Directive:
Quote the records that follow in full, leaving the pictures out.

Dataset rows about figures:
--------------------------------------------------
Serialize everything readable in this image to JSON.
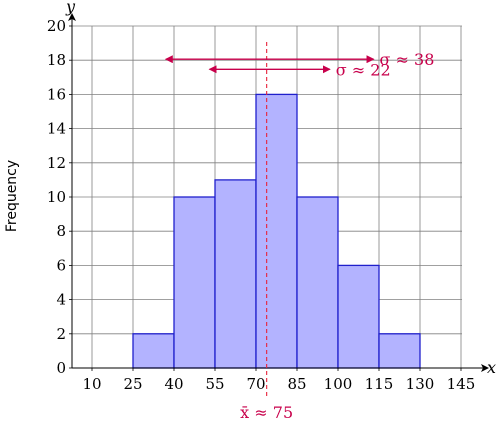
{
  "chart_data": {
    "type": "bar",
    "subtype": "histogram",
    "bins": [
      [
        10,
        25
      ],
      [
        25,
        40
      ],
      [
        40,
        55
      ],
      [
        55,
        70
      ],
      [
        70,
        85
      ],
      [
        85,
        100
      ],
      [
        100,
        115
      ],
      [
        115,
        130
      ],
      [
        130,
        145
      ]
    ],
    "x_tick_labels": [
      "10",
      "25",
      "40",
      "55",
      "70",
      "85",
      "100",
      "115",
      "130",
      "145"
    ],
    "values": [
      0,
      2,
      10,
      11,
      16,
      10,
      6,
      2,
      0
    ],
    "y_ticks": [
      "0",
      "2",
      "4",
      "6",
      "8",
      "10",
      "12",
      "14",
      "16",
      "18",
      "20"
    ],
    "xlabel": "x",
    "ylabel": "Frequency",
    "y_axis_letter": "y",
    "ylim": [
      0,
      20
    ],
    "xlim": [
      10,
      145
    ],
    "grid": true,
    "legend": false,
    "mean": {
      "value": 75,
      "label": "x̄ ≈ 75"
    },
    "spreads": [
      {
        "label": "σ ≈ 38",
        "from": 37,
        "to": 113,
        "y": 18
      },
      {
        "label": "σ ≈ 22",
        "from": 53,
        "to": 97,
        "y": 17
      }
    ],
    "colors": {
      "bar_fill": "#b3b3ff",
      "bar_stroke": "#2020cc",
      "grid": "#808080",
      "annotation": "#c8004b",
      "mean_line": "#e8223a"
    }
  }
}
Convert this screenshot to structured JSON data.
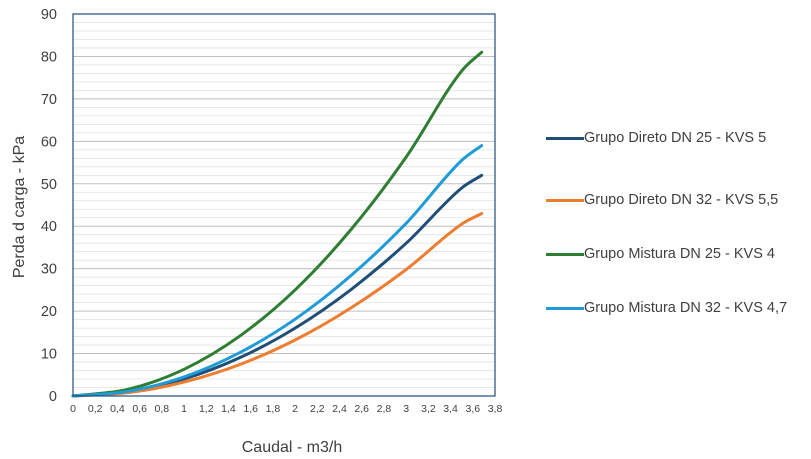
{
  "chart_data": {
    "type": "line",
    "title": "",
    "xlabel": "Caudal - m3/h",
    "ylabel": "Perda d carga - kPa",
    "xlim": [
      0,
      3.8
    ],
    "ylim": [
      0,
      90
    ],
    "x_ticks": [
      "0",
      "0,2",
      "0,4",
      "0,6",
      "0,8",
      "1",
      "1,2",
      "1,4",
      "1,6",
      "1,8",
      "2",
      "2,2",
      "2,4",
      "2,6",
      "2,8",
      "3",
      "3,2",
      "3,4",
      "3,6",
      "3,8"
    ],
    "y_ticks": [
      "0",
      "10",
      "20",
      "30",
      "40",
      "50",
      "60",
      "70",
      "80",
      "90"
    ],
    "grid": true,
    "legend_position": "right",
    "x": [
      0,
      0.5,
      1.0,
      1.5,
      2.0,
      2.5,
      3.0,
      3.5,
      3.68
    ],
    "series": [
      {
        "name": "Grupo Direto DN 25 - KVS 5",
        "color": "#1f4e79",
        "values": [
          0,
          1.0,
          4.0,
          9.0,
          16.0,
          25.0,
          36.0,
          49.0,
          52.0
        ]
      },
      {
        "name": "Grupo Direto DN 32 - KVS 5,5",
        "color": "#ed7d31",
        "values": [
          0,
          0.8,
          3.3,
          7.4,
          13.2,
          20.7,
          29.8,
          40.5,
          43.0
        ]
      },
      {
        "name": "Grupo Mistura DN 25 - KVS 4",
        "color": "#2e7d32",
        "values": [
          0,
          1.6,
          6.3,
          14.1,
          25.0,
          39.1,
          56.3,
          76.6,
          81.0
        ]
      },
      {
        "name": "Grupo Mistura DN 32 - KVS 4,7",
        "color": "#1f9bd7",
        "values": [
          0,
          1.1,
          4.5,
          10.2,
          18.1,
          28.3,
          40.7,
          55.5,
          59.0
        ]
      }
    ]
  }
}
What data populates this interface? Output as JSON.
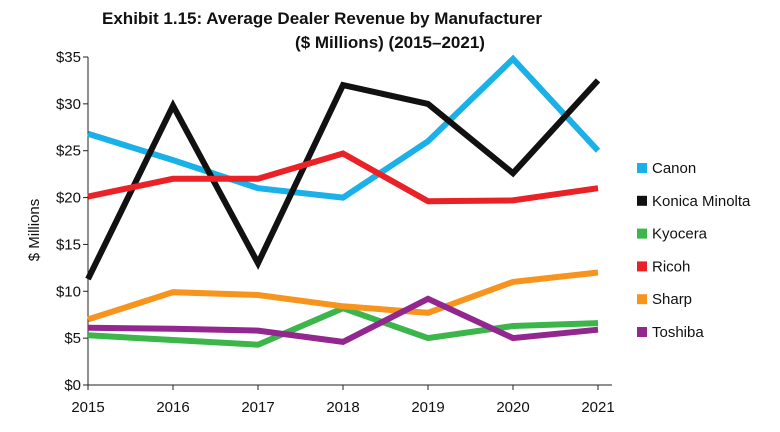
--------------------------------------------------
Result of the exercise:
Serialize everything readable in this image to JSON.
{
  "chart_data": {
    "type": "bar",
    "subtype": "histogram",
    "bins": [
      [
        10,
        25
      ],
      [
        25,
        40
      ],
      [
        40,
        55
      ],
      [
        55,
        70
      ],
      [
        70,
        85
      ],
      [
        85,
        100
      ],
      [
        100,
        115
      ],
      [
        115,
        130
      ],
      [
        130,
        145
      ]
    ],
    "x_tick_labels": [
      "10",
      "25",
      "40",
      "55",
      "70",
      "85",
      "100",
      "115",
      "130",
      "145"
    ],
    "values": [
      0,
      2,
      10,
      11,
      16,
      10,
      6,
      2,
      0
    ],
    "y_ticks": [
      "0",
      "2",
      "4",
      "6",
      "8",
      "10",
      "12",
      "14",
      "16",
      "18",
      "20"
    ],
    "xlabel": "x",
    "ylabel": "Frequency",
    "y_axis_letter": "y",
    "ylim": [
      0,
      20
    ],
    "xlim": [
      10,
      145
    ],
    "grid": true,
    "legend": false,
    "mean": {
      "value": 75,
      "label": "x̄ ≈ 75"
    },
    "spreads": [
      {
        "label": "σ ≈ 38",
        "from": 37,
        "to": 113,
        "y": 18
      },
      {
        "label": "σ ≈ 22",
        "from": 53,
        "to": 97,
        "y": 17
      }
    ],
    "colors": {
      "bar_fill": "#b3b3ff",
      "bar_stroke": "#2020cc",
      "grid": "#808080",
      "annotation": "#c8004b",
      "mean_line": "#e8223a"
    }
  }
}
Convert this screenshot to structured JSON data.
{
  "chart_data": {
    "type": "line",
    "title": "",
    "xlabel": "Caudal - m3/h",
    "ylabel": "Perda d carga - kPa",
    "xlim": [
      0,
      3.8
    ],
    "ylim": [
      0,
      90
    ],
    "x_ticks": [
      "0",
      "0,2",
      "0,4",
      "0,6",
      "0,8",
      "1",
      "1,2",
      "1,4",
      "1,6",
      "1,8",
      "2",
      "2,2",
      "2,4",
      "2,6",
      "2,8",
      "3",
      "3,2",
      "3,4",
      "3,6",
      "3,8"
    ],
    "y_ticks": [
      "0",
      "10",
      "20",
      "30",
      "40",
      "50",
      "60",
      "70",
      "80",
      "90"
    ],
    "grid": true,
    "legend_position": "right",
    "x": [
      0,
      0.5,
      1.0,
      1.5,
      2.0,
      2.5,
      3.0,
      3.5,
      3.68
    ],
    "series": [
      {
        "name": "Grupo Direto DN 25 - KVS 5",
        "color": "#1f4e79",
        "values": [
          0,
          1.0,
          4.0,
          9.0,
          16.0,
          25.0,
          36.0,
          49.0,
          52.0
        ]
      },
      {
        "name": "Grupo Direto DN 32 - KVS 5,5",
        "color": "#ed7d31",
        "values": [
          0,
          0.8,
          3.3,
          7.4,
          13.2,
          20.7,
          29.8,
          40.5,
          43.0
        ]
      },
      {
        "name": "Grupo Mistura DN 25 - KVS 4",
        "color": "#2e7d32",
        "values": [
          0,
          1.6,
          6.3,
          14.1,
          25.0,
          39.1,
          56.3,
          76.6,
          81.0
        ]
      },
      {
        "name": "Grupo Mistura DN 32 - KVS 4,7",
        "color": "#1f9bd7",
        "values": [
          0,
          1.1,
          4.5,
          10.2,
          18.1,
          28.3,
          40.7,
          55.5,
          59.0
        ]
      }
    ]
  }
}
What data populates this interface? Output as JSON.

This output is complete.